◆ **Problem to work on**: Convert the items from the start through the line with "x-tick-label: #169 <box>346 371 357 394</box>" into a JSON list of strings, one per line, leaving out blank lines.

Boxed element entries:
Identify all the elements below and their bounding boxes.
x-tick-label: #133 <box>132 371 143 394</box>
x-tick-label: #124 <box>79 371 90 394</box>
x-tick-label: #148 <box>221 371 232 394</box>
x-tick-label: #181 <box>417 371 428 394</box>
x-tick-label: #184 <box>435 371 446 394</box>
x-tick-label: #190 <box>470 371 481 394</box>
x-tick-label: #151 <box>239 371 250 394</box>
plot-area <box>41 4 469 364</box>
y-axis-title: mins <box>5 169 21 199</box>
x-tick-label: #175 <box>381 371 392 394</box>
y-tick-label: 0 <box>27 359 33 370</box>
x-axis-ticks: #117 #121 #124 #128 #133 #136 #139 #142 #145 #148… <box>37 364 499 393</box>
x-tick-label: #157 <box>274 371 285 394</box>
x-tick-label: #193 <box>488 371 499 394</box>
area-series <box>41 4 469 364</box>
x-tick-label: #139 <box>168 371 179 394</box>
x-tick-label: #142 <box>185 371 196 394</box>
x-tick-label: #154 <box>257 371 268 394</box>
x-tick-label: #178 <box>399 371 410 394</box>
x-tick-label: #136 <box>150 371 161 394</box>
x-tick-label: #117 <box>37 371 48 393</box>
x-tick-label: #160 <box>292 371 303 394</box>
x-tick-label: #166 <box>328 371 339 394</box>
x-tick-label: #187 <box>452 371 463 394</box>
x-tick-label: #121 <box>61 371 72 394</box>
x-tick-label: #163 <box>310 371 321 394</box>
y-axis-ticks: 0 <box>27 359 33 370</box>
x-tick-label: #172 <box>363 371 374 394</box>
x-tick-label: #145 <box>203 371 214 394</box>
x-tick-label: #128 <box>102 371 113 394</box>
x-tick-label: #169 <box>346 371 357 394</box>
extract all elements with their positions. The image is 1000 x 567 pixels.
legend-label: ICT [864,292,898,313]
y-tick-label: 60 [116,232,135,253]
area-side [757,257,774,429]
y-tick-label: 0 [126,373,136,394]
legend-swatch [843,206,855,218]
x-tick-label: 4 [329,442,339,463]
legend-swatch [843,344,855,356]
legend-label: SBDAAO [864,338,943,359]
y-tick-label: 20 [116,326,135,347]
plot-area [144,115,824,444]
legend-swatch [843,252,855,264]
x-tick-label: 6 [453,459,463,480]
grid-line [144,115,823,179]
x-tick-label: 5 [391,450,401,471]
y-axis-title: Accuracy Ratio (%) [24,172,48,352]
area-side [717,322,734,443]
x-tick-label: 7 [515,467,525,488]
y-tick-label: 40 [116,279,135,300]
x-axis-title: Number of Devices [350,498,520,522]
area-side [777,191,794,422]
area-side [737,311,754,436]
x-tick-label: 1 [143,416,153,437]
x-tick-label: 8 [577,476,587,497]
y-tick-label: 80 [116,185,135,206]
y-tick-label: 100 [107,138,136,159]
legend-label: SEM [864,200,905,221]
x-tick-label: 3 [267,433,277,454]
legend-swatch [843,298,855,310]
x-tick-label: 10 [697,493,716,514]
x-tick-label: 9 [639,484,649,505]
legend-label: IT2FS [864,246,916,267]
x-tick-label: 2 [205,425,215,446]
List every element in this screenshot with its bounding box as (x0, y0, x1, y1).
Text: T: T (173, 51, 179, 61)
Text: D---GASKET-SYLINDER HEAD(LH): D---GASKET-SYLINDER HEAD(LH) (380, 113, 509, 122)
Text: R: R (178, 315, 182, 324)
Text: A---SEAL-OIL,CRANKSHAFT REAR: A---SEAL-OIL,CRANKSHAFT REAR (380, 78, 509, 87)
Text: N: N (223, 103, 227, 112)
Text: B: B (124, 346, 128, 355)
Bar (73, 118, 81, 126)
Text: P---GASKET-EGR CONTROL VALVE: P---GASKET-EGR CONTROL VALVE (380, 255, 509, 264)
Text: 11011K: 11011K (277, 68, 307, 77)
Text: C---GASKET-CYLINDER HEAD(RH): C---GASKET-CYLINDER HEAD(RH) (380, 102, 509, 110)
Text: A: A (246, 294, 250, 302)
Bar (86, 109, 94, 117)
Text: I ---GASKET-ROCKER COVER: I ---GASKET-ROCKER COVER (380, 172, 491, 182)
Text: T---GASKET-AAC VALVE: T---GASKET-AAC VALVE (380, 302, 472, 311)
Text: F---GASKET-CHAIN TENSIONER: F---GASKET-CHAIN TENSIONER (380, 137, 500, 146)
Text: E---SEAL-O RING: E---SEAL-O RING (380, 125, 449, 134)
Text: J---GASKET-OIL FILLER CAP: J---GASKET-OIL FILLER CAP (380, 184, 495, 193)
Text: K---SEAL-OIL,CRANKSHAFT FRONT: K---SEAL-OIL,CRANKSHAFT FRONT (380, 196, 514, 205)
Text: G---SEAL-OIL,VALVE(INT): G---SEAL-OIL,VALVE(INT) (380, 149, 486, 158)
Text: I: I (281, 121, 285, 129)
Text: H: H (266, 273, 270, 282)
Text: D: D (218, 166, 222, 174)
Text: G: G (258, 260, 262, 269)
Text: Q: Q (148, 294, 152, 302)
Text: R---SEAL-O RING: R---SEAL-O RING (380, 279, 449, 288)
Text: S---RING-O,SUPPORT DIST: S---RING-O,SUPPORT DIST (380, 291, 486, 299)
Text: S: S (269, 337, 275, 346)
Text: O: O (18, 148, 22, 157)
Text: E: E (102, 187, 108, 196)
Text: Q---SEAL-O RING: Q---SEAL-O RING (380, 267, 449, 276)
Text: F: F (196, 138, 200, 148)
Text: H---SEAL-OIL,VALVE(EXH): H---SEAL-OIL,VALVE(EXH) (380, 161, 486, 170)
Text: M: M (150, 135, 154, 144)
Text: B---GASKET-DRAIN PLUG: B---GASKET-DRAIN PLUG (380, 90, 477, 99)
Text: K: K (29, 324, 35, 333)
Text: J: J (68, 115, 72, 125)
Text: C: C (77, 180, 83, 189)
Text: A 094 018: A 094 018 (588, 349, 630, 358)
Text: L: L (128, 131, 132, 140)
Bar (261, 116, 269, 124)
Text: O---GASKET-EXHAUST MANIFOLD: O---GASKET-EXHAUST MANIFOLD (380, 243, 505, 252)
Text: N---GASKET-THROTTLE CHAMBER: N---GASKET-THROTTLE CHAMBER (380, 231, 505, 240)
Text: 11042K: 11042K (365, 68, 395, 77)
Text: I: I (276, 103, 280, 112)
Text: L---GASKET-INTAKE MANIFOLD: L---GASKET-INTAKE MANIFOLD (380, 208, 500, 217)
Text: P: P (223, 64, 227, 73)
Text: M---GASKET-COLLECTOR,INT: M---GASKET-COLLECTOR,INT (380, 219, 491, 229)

◆ **Reply**:
[
  "Identify all the elements below and their bounding boxes.",
  "x-tick-label: #133 <box>132 371 143 394</box>",
  "x-tick-label: #124 <box>79 371 90 394</box>",
  "x-tick-label: #148 <box>221 371 232 394</box>",
  "x-tick-label: #181 <box>417 371 428 394</box>",
  "x-tick-label: #184 <box>435 371 446 394</box>",
  "x-tick-label: #190 <box>470 371 481 394</box>",
  "x-tick-label: #151 <box>239 371 250 394</box>",
  "plot-area <box>41 4 469 364</box>",
  "y-axis-title: mins <box>5 169 21 199</box>",
  "x-tick-label: #175 <box>381 371 392 394</box>",
  "y-tick-label: 0 <box>27 359 33 370</box>",
  "x-axis-ticks: #117 #121 #124 #128 #133 #136 #139 #142 #145 #148… <box>37 364 499 393</box>",
  "x-tick-label: #157 <box>274 371 285 394</box>",
  "x-tick-label: #193 <box>488 371 499 394</box>",
  "area-series <box>41 4 469 364</box>",
  "x-tick-label: #139 <box>168 371 179 394</box>",
  "x-tick-label: #142 <box>185 371 196 394</box>",
  "x-tick-label: #154 <box>257 371 268 394</box>",
  "x-tick-label: #178 <box>399 371 410 394</box>",
  "x-tick-label: #136 <box>150 371 161 394</box>",
  "x-tick-label: #117 <box>37 371 48 393</box>",
  "x-tick-label: #160 <box>292 371 303 394</box>",
  "x-tick-label: #166 <box>328 371 339 394</box>",
  "x-tick-label: #187 <box>452 371 463 394</box>",
  "x-tick-label: #121 <box>61 371 72 394</box>",
  "x-tick-label: #163 <box>310 371 321 394</box>",
  "y-axis-ticks: 0 <box>27 359 33 370</box>",
  "x-tick-label: #172 <box>363 371 374 394</box>",
  "x-tick-label: #145 <box>203 371 214 394</box>",
  "x-tick-label: #128 <box>102 371 113 394</box>",
  "x-tick-label: #169 <box>346 371 357 394</box>"
]